◆ **Supplied data**:
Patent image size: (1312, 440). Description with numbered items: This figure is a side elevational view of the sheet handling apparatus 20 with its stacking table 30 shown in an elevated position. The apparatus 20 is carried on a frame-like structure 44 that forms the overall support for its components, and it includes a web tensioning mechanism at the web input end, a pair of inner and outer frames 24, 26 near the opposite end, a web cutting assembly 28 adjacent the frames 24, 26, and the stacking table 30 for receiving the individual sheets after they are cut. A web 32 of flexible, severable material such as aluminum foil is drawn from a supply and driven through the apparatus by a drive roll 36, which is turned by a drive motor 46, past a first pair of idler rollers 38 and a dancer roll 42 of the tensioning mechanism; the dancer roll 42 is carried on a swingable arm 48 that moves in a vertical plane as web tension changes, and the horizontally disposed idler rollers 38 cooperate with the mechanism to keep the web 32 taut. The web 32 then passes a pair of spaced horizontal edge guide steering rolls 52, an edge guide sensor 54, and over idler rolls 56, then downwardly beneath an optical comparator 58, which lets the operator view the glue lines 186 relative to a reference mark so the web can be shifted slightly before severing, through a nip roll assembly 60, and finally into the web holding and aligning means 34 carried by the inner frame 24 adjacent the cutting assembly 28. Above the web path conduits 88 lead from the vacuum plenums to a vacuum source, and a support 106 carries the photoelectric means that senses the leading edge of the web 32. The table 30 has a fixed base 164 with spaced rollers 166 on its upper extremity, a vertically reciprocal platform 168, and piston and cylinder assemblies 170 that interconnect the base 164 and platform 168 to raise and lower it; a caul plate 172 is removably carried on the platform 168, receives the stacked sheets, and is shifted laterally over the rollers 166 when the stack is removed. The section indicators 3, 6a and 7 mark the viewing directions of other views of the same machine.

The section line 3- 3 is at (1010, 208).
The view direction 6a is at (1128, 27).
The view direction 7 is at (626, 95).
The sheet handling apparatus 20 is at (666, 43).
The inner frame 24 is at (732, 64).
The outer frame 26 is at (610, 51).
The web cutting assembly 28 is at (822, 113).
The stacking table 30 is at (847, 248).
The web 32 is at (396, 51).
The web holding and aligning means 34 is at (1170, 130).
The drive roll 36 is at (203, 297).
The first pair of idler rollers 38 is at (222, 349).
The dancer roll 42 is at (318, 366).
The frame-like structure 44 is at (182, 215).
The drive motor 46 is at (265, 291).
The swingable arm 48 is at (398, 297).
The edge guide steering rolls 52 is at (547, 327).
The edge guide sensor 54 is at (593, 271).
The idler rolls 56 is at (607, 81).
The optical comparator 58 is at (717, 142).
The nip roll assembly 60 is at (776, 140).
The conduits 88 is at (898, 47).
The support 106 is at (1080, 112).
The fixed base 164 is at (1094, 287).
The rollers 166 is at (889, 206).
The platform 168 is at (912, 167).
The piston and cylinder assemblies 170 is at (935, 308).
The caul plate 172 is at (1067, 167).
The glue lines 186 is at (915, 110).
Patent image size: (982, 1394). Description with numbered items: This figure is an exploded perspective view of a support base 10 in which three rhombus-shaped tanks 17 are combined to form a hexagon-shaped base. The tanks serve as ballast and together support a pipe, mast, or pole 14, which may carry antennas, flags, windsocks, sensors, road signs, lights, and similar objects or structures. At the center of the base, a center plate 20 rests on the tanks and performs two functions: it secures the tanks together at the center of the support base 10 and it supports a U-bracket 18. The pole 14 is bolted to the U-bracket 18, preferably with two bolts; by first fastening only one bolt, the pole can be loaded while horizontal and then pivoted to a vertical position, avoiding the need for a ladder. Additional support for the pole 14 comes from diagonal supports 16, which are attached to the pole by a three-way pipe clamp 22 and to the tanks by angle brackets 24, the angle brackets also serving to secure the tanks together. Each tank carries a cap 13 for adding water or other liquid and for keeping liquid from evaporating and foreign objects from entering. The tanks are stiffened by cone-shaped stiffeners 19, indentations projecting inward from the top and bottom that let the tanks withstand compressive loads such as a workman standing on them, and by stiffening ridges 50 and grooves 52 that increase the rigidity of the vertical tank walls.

◆ **Requirement**: Copy out verbatim everything in the records above, from their first line down to and including the line "The view direction 7 is at (626, 95).".

◆ **Response to this task**:
Patent image size: (1312, 440). Description with numbered items: This figure is a side elevational view of the sheet handling apparatus 20 with its stacking table 30 shown in an elevated position. The apparatus 20 is carried on a frame-like structure 44 that forms the overall support for its components, and it includes a web tensioning mechanism at the web input end, a pair of inner and outer frames 24, 26 near the opposite end, a web cutting assembly 28 adjacent the frames 24, 26, and the stacking table 30 for receiving the individual sheets after they are cut. A web 32 of flexible, severable material such as aluminum foil is drawn from a supply and driven through the apparatus by a drive roll 36, which is turned by a drive motor 46, past a first pair of idler rollers 38 and a dancer roll 42 of the tensioning mechanism; the dancer roll 42 is carried on a swingable arm 48 that moves in a vertical plane as web tension changes, and the horizontally disposed idler rollers 38 cooperate with the mechanism to keep the web 32 taut. The web 32 then passes a pair of spaced horizontal edge guide steering rolls 52, an edge guide sensor 54, and over idler rolls 56, then downwardly beneath an optical comparator 58, which lets the operator view the glue lines 186 relative to a reference mark so the web can be shifted slightly before severing, through a nip roll assembly 60, and finally into the web holding and aligning means 34 carried by the inner frame 24 adjacent the cutting assembly 28. Above the web path conduits 88 lead from the vacuum plenums to a vacuum source, and a support 106 carries the photoelectric means that senses the leading edge of the web 32. The table 30 has a fixed base 164 with spaced rollers 166 on its upper extremity, a vertically reciprocal platform 168, and piston and cylinder assemblies 170 that interconnect the base 164 and platform 168 to raise and lower it; a caul plate 172 is removably carried on the platform 168, receives the stacked sheets, and is shifted laterally over the rollers 166 when the stack is removed. The section indicators 3, 6a and 7 mark the viewing directions of other views of the same machine.

The section line 3- 3 is at (1010, 208).
The view direction 6a is at (1128, 27).
The view direction 7 is at (626, 95).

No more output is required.